(Rows from a figure dataset)
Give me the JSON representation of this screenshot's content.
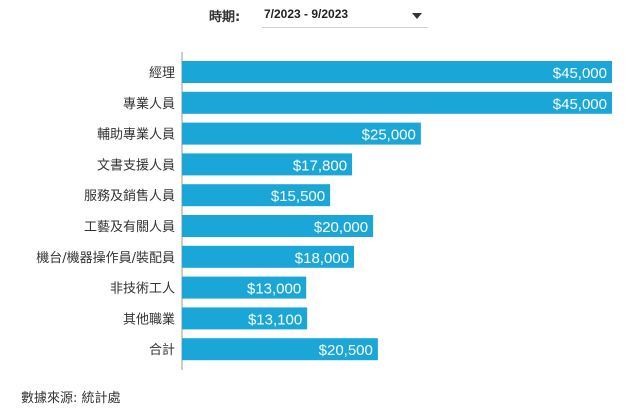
{
  "filter": {
    "label": "時期:",
    "selected": "7/2023 - 9/2023"
  },
  "source": "數據來源: 統計處",
  "colors": {
    "bar": "#1aa7d8",
    "axis": "#999999",
    "bar_label": "#ffffff",
    "category_label": "#333333"
  },
  "chart_data": {
    "type": "bar",
    "orientation": "horizontal",
    "categories": [
      "經理",
      "專業人員",
      "輔助專業人員",
      "文書支援人員",
      "服務及銷售人員",
      "工藝及有關人員",
      "機台/機器操作員/裝配員",
      "非技術工人",
      "其他職業",
      "合計"
    ],
    "values": [
      45000,
      45000,
      25000,
      17800,
      15500,
      20000,
      18000,
      13000,
      13100,
      20500
    ],
    "labels": [
      "$45,000",
      "$45,000",
      "$25,000",
      "$17,800",
      "$15,500",
      "$20,000",
      "$18,000",
      "$13,000",
      "$13,100",
      "$20,500"
    ],
    "xlim": [
      0,
      45000
    ],
    "grid": false,
    "legend": false
  }
}
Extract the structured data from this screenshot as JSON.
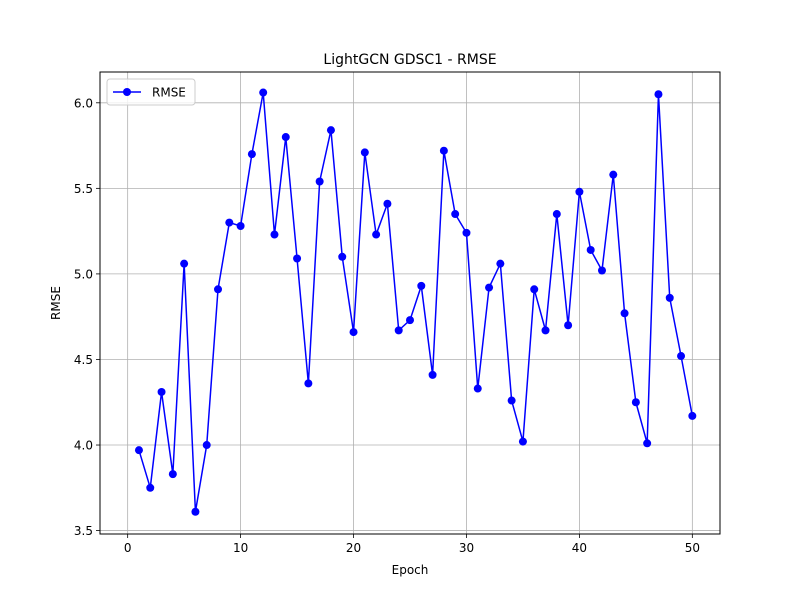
{
  "chart_data": {
    "type": "line",
    "title": "LightGCN GDSC1 - RMSE",
    "xlabel": "Epoch",
    "ylabel": "RMSE",
    "xlim": [
      -2.45,
      52.45
    ],
    "ylim": [
      3.48,
      6.18
    ],
    "xticks": [
      0,
      10,
      20,
      30,
      40,
      50
    ],
    "yticks": [
      3.5,
      4.0,
      4.5,
      5.0,
      5.5,
      6.0
    ],
    "xtick_labels": [
      "0",
      "10",
      "20",
      "30",
      "40",
      "50"
    ],
    "ytick_labels": [
      "3.5",
      "4.0",
      "4.5",
      "5.0",
      "5.5",
      "6.0"
    ],
    "grid": true,
    "legend_position": "top-left",
    "series": [
      {
        "name": "RMSE",
        "color": "#0000ff",
        "marker": "circle",
        "x": [
          1,
          2,
          3,
          4,
          5,
          6,
          7,
          8,
          9,
          10,
          11,
          12,
          13,
          14,
          15,
          16,
          17,
          18,
          19,
          20,
          21,
          22,
          23,
          24,
          25,
          26,
          27,
          28,
          29,
          30,
          31,
          32,
          33,
          34,
          35,
          36,
          37,
          38,
          39,
          40,
          41,
          42,
          43,
          44,
          45,
          46,
          47,
          48,
          49,
          50
        ],
        "values": [
          3.97,
          3.75,
          4.31,
          3.83,
          5.06,
          3.61,
          4.0,
          4.91,
          5.3,
          5.28,
          5.7,
          6.06,
          5.23,
          5.8,
          5.09,
          4.36,
          5.54,
          5.84,
          5.1,
          4.66,
          5.71,
          5.23,
          5.41,
          4.67,
          4.73,
          4.93,
          4.41,
          5.72,
          5.35,
          5.24,
          4.33,
          4.92,
          5.06,
          4.26,
          4.02,
          4.91,
          4.67,
          5.35,
          4.7,
          5.48,
          5.14,
          5.02,
          5.58,
          4.77,
          4.25,
          4.01,
          6.05,
          4.86,
          4.52,
          4.17
        ]
      }
    ]
  }
}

• WHAT YOU ARE ASKED TO DO: Pull every line containing "this" out of the data above.

• THE ANSWER:
Give me the JSON representation of this screenshot's content.
Extract the structured data from this screenshot as JSON.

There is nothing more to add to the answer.